-- begin The data --

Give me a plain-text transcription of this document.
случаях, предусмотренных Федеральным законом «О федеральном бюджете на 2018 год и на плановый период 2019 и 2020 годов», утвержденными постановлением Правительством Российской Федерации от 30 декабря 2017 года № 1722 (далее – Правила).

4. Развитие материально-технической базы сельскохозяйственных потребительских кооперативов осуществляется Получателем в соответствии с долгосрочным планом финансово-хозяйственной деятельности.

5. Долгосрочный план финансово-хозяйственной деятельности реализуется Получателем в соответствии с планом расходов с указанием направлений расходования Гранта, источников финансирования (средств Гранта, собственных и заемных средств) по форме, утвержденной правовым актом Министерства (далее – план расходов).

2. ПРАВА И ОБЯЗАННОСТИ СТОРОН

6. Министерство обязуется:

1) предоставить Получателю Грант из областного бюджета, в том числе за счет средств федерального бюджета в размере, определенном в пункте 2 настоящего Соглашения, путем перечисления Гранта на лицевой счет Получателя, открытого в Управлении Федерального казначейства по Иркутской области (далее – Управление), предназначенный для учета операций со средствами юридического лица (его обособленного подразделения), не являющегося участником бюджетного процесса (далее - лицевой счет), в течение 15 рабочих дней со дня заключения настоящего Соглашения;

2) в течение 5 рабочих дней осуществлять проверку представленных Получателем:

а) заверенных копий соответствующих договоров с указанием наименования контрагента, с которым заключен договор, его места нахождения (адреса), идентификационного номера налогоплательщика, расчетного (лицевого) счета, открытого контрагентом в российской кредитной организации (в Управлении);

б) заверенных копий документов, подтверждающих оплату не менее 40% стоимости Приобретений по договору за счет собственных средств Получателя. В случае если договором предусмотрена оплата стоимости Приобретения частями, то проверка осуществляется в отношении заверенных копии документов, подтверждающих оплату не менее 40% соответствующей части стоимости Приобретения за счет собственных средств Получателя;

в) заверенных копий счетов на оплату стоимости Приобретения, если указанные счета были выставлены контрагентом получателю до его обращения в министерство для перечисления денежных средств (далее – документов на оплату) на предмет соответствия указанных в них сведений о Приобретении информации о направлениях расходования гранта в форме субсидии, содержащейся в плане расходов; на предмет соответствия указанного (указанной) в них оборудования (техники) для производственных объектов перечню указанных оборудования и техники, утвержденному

-- end The data --

» Work instructions: Find every line in the records that contains the word "Получателем"; copy those lines.

» Response to the exercise:
4. Развитие материально-технической базы сельскохозяйственных потребительских кооперативов осуществляется Получателем в соответствии с долгосрочным планом финансово-хозяйственной деятельности.
5. Долгосрочный план финансово-хозяйственной деятельности реализуется Получателем в соответствии с планом расходов с указанием направлений расходования Гранта, источников финансирования (средств Гранта, собственных и заемных средств) по форме, утвержденной правовым актом Министерства (далее – план расходов).
2) в течение 5 рабочих дней осуществлять проверку представленных Получателем:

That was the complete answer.